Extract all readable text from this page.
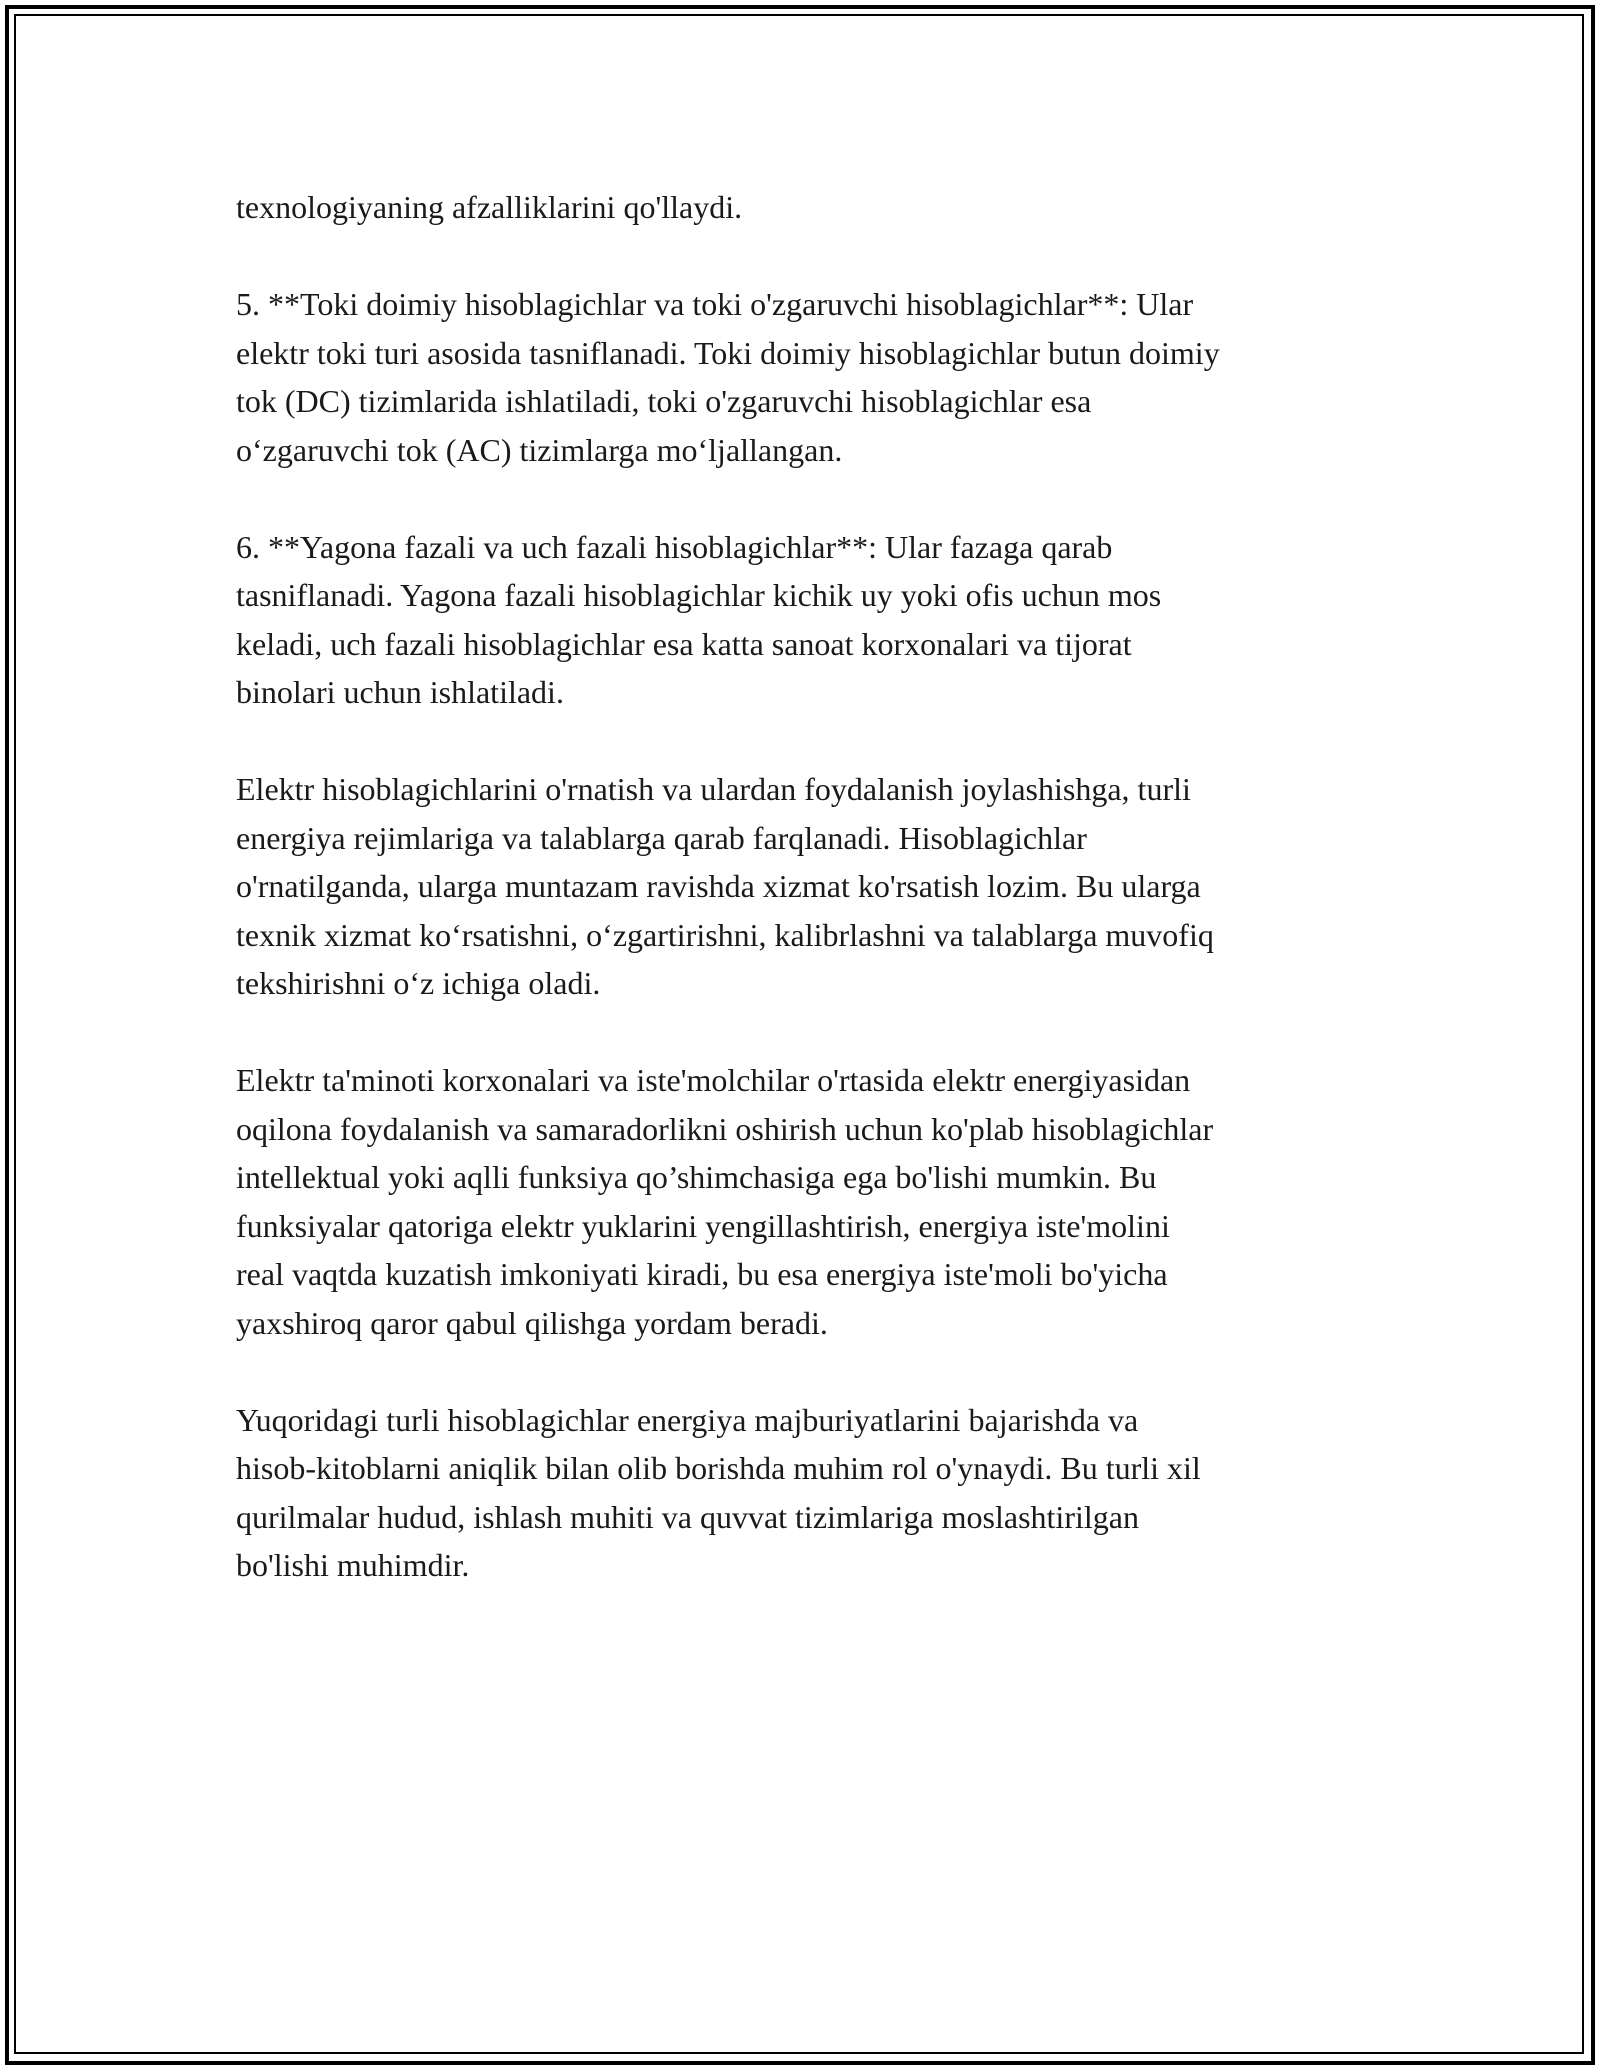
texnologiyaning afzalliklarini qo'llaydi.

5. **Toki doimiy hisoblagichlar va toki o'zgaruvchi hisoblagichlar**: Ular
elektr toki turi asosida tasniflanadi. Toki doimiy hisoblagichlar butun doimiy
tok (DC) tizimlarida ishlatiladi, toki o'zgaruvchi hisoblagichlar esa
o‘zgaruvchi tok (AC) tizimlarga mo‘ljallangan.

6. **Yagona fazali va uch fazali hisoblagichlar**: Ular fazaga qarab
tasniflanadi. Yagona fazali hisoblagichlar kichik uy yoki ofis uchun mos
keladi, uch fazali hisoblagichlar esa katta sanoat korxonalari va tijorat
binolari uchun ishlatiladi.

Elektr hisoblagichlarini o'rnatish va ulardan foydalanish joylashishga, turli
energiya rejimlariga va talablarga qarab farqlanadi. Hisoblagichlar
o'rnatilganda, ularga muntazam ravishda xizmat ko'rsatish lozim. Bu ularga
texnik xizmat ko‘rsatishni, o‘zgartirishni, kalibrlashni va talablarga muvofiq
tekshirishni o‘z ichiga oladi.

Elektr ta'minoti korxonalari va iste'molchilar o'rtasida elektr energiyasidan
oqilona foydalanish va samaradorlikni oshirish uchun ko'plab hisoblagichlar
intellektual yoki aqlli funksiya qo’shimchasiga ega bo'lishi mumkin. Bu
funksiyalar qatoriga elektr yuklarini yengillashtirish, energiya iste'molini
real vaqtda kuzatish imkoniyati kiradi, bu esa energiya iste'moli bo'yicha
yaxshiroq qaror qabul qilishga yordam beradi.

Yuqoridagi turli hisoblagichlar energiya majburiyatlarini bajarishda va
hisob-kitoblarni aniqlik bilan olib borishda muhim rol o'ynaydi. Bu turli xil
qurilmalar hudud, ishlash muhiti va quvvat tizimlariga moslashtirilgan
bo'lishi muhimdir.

Problem to work on -
All records should be output exactly, with the pictures left out.

The completed task -
Extract all readable text from this page.
texnologiyaning afzalliklarini qo'llaydi.

5. **Toki doimiy hisoblagichlar va toki o'zgaruvchi hisoblagichlar**: Ular
elektr toki turi asosida tasniflanadi. Toki doimiy hisoblagichlar butun doimiy
tok (DC) tizimlarida ishlatiladi, toki o'zgaruvchi hisoblagichlar esa
o‘zgaruvchi tok (AC) tizimlarga mo‘ljallangan.

6. **Yagona fazali va uch fazali hisoblagichlar**: Ular fazaga qarab
tasniflanadi. Yagona fazali hisoblagichlar kichik uy yoki ofis uchun mos
keladi, uch fazali hisoblagichlar esa katta sanoat korxonalari va tijorat
binolari uchun ishlatiladi.

Elektr hisoblagichlarini o'rnatish va ulardan foydalanish joylashishga, turli
energiya rejimlariga va talablarga qarab farqlanadi. Hisoblagichlar
o'rnatilganda, ularga muntazam ravishda xizmat ko'rsatish lozim. Bu ularga
texnik xizmat ko‘rsatishni, o‘zgartirishni, kalibrlashni va talablarga muvofiq
tekshirishni o‘z ichiga oladi.

Elektr ta'minoti korxonalari va iste'molchilar o'rtasida elektr energiyasidan
oqilona foydalanish va samaradorlikni oshirish uchun ko'plab hisoblagichlar
intellektual yoki aqlli funksiya qo’shimchasiga ega bo'lishi mumkin. Bu
funksiyalar qatoriga elektr yuklarini yengillashtirish, energiya iste'molini
real vaqtda kuzatish imkoniyati kiradi, bu esa energiya iste'moli bo'yicha
yaxshiroq qaror qabul qilishga yordam beradi.

Yuqoridagi turli hisoblagichlar energiya majburiyatlarini bajarishda va
hisob-kitoblarni aniqlik bilan olib borishda muhim rol o'ynaydi. Bu turli xil
qurilmalar hudud, ishlash muhiti va quvvat tizimlariga moslashtirilgan
bo'lishi muhimdir.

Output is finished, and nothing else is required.